→ **Problem statement**: Please copy the rows below exactly, starting with the first one and ending with the line containing "product-card: 100% Organic", both ends included.

→ **Data records**:
+++

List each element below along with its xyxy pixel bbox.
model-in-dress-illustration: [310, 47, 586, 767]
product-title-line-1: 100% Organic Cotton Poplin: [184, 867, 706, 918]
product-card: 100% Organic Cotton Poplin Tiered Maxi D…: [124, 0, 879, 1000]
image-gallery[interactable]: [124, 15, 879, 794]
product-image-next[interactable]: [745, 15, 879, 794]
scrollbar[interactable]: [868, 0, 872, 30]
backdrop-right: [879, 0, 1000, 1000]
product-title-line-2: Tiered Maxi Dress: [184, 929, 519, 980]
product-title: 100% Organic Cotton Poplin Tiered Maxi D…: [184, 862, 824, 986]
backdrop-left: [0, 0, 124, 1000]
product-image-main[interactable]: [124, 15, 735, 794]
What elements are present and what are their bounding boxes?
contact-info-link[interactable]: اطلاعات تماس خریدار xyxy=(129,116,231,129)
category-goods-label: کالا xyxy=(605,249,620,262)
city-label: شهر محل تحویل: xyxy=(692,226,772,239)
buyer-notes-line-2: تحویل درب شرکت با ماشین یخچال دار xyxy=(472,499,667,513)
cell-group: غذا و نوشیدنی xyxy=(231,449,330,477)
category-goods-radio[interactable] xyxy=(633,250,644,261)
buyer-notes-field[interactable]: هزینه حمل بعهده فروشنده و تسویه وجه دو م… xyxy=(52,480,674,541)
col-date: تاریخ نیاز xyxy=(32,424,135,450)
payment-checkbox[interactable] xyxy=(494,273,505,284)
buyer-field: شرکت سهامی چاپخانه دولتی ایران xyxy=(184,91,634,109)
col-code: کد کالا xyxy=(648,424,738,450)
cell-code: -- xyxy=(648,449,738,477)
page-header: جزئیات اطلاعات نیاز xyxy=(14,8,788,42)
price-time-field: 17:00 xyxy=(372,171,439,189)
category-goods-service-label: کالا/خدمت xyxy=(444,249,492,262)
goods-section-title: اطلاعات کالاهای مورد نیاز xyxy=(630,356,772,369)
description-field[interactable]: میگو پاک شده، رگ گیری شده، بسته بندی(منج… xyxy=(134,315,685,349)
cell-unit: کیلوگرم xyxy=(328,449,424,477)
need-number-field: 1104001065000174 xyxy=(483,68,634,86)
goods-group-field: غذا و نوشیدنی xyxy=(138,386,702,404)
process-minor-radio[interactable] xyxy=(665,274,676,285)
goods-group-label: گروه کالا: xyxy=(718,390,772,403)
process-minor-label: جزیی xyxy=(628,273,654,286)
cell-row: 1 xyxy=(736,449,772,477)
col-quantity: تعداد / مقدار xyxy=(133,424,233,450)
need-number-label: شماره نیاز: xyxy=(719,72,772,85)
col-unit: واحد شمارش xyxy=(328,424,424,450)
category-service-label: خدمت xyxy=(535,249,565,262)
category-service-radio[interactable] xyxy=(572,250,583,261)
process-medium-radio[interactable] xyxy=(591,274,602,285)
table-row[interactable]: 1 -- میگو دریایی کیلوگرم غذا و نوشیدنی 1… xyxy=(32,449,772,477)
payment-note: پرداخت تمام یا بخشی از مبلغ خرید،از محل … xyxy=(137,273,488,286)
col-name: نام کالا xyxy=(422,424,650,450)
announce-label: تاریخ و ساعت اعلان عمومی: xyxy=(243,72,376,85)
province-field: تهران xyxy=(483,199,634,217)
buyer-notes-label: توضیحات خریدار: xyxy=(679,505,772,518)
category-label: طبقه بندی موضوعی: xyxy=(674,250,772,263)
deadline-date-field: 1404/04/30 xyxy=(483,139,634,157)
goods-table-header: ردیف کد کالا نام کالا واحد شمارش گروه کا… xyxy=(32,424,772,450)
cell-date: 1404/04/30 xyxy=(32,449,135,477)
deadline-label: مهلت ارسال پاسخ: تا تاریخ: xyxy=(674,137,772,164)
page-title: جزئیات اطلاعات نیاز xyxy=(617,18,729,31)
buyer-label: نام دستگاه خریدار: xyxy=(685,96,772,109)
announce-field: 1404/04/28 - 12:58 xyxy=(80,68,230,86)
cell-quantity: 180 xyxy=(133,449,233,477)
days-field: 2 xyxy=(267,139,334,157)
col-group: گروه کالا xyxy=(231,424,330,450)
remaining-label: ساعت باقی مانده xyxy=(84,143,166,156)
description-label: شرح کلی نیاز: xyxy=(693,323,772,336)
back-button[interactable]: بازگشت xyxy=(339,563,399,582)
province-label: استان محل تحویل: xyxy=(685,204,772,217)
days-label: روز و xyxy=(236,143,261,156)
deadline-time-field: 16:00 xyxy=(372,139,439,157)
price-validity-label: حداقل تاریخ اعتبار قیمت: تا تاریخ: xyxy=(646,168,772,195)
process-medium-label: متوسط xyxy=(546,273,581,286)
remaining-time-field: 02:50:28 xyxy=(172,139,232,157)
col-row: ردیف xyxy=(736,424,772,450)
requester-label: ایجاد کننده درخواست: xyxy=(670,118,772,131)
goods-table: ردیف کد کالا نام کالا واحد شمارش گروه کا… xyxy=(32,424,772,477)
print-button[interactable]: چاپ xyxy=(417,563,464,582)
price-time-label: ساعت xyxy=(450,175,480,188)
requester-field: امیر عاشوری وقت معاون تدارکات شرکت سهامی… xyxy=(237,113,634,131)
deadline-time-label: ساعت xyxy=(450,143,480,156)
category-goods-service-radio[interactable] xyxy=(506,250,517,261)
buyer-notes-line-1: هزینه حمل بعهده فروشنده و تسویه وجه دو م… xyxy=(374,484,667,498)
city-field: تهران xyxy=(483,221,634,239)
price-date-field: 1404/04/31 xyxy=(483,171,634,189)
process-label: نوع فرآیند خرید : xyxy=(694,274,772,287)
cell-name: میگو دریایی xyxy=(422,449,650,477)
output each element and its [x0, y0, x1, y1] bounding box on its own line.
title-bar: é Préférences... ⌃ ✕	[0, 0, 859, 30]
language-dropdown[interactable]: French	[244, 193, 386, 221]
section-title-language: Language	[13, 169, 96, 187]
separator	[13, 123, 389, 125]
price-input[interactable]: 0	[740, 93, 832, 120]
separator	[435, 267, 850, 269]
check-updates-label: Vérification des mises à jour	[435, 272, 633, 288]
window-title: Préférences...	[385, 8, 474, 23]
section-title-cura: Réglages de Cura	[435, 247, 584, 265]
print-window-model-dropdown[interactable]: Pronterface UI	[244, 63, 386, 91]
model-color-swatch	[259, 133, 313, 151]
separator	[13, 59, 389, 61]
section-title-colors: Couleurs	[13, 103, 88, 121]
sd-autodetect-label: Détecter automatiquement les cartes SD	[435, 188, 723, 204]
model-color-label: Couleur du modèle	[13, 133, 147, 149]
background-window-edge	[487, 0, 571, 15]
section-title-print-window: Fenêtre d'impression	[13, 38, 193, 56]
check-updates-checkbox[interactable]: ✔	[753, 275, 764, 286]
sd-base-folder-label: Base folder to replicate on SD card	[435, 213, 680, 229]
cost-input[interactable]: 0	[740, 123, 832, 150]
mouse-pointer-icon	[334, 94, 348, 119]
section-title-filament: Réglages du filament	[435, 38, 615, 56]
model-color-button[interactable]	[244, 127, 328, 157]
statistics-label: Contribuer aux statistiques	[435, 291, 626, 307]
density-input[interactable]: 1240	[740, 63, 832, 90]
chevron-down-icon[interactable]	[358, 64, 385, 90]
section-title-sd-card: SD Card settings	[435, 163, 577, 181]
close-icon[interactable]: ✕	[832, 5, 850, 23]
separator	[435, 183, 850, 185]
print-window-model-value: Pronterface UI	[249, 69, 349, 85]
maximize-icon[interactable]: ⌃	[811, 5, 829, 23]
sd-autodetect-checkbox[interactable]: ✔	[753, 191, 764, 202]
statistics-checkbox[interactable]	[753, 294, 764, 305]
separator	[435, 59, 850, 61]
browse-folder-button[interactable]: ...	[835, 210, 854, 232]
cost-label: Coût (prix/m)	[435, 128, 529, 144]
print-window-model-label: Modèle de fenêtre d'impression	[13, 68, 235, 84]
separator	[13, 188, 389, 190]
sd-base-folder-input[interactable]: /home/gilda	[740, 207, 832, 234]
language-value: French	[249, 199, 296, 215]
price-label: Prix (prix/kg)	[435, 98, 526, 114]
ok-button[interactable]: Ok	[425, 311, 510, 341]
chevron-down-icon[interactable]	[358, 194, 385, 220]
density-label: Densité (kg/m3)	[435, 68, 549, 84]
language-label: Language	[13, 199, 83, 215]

+++

→ **Solved exercise**:
List each element below along with its xyxy pixel bbox.
model-in-dress-illustration: [310, 47, 586, 767]
product-title-line-1: 100% Organic Cotton Poplin: [184, 867, 706, 918]
product-card: 100% Organic Cotton Poplin Tiered Maxi D…: [124, 0, 879, 1000]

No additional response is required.